─── PROVIDED DATA ───

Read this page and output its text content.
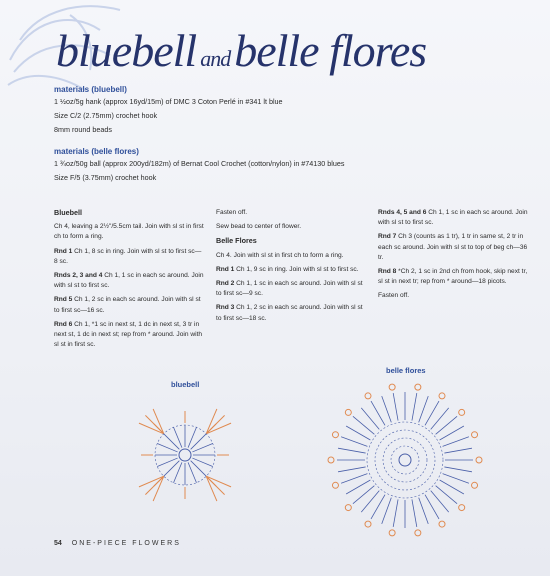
bluebell andbelle flores
materials (bluebell)

1 ½oz/5g hank (approx 16yd/15m) of DMC 3 Coton Perlé in #341 lt blue

Size C/2 (2.75mm) crochet hook

8mm round beads

materials (belle flores)

1 ¾oz/50g ball (approx 200yd/182m) of Bernat Cool Crochet (cotton/nylon) in #74130 blues

Size F/5 (3.75mm) crochet hook

Bluebell

Ch 4, leaving a 2½"/5.5cm tail. Join with sl st in first ch to form a ring.

Rnd 1 Ch 1, 8 sc in ring. Join with sl st to first sc—8 sc.

Rnds 2, 3 and 4 Ch 1, 1 sc in each sc around. Join with sl st to first sc.

Rnd 5 Ch 1, 2 sc in each sc around. Join with sl st to first sc—16 sc.

Rnd 6 Ch 1, *1 sc in next st, 1 dc in next st, 3 tr in next st, 1 dc in next st; rep from * around. Join with sl st in first sc.

Fasten off.

Sew bead to center of flower.

Belle Flores

Ch 4. Join with sl st in first ch to form a ring.

Rnd 1 Ch 1, 9 sc in ring. Join with sl st to first sc.

Rnd 2 Ch 1, 1 sc in each sc around. Join with sl st to first sc—9 sc.

Rnd 3 Ch 1, 2 sc in each sc around. Join with sl st to first sc—18 sc.

Rnds 4, 5 and 6 Ch 1, 1 sc in each sc around. Join with sl st to first sc.

Rnd 7 Ch 3 (counts as 1 tr), 1 tr in same st, 2 tr in each sc around. Join with sl st to top of beg ch—36 tr.

Rnd 8 *Ch 2, 1 sc in 2nd ch from hook, skip next tr, sl st in next tr; rep from * around—18 picots.

Fasten off.

bluebell
belle flores
54 ONE-PIECE FLOWERS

───

TASK STATEMENT: Write out the whole listing exactly, and drop the pictures.

RIGHT ANSWER:
Read this page and output its text content.
bluebell andbelle flores
materials (bluebell)

1 ½oz/5g hank (approx 16yd/15m) of DMC 3 Coton Perlé in #341 lt blue

Size C/2 (2.75mm) crochet hook

8mm round beads

materials (belle flores)

1 ¾oz/50g ball (approx 200yd/182m) of Bernat Cool Crochet (cotton/nylon) in #74130 blues

Size F/5 (3.75mm) crochet hook

Bluebell

Ch 4, leaving a 2½"/5.5cm tail. Join with sl st in first ch to form a ring.

Rnd 1 Ch 1, 8 sc in ring. Join with sl st to first sc—8 sc.

Rnds 2, 3 and 4 Ch 1, 1 sc in each sc around. Join with sl st to first sc.

Rnd 5 Ch 1, 2 sc in each sc around. Join with sl st to first sc—16 sc.

Rnd 6 Ch 1, *1 sc in next st, 1 dc in next st, 3 tr in next st, 1 dc in next st; rep from * around. Join with sl st in first sc.

Fasten off.

Sew bead to center of flower.

Belle Flores

Ch 4. Join with sl st in first ch to form a ring.

Rnd 1 Ch 1, 9 sc in ring. Join with sl st to first sc.

Rnd 2 Ch 1, 1 sc in each sc around. Join with sl st to first sc—9 sc.

Rnd 3 Ch 1, 2 sc in each sc around. Join with sl st to first sc—18 sc.

Rnds 4, 5 and 6 Ch 1, 1 sc in each sc around. Join with sl st to first sc.

Rnd 7 Ch 3 (counts as 1 tr), 1 tr in same st, 2 tr in each sc around. Join with sl st to top of beg ch—36 tr.

Rnd 8 *Ch 2, 1 sc in 2nd ch from hook, skip next tr, sl st in next tr; rep from * around—18 picots.

Fasten off.

bluebell
belle flores
54 ONE-PIECE FLOWERS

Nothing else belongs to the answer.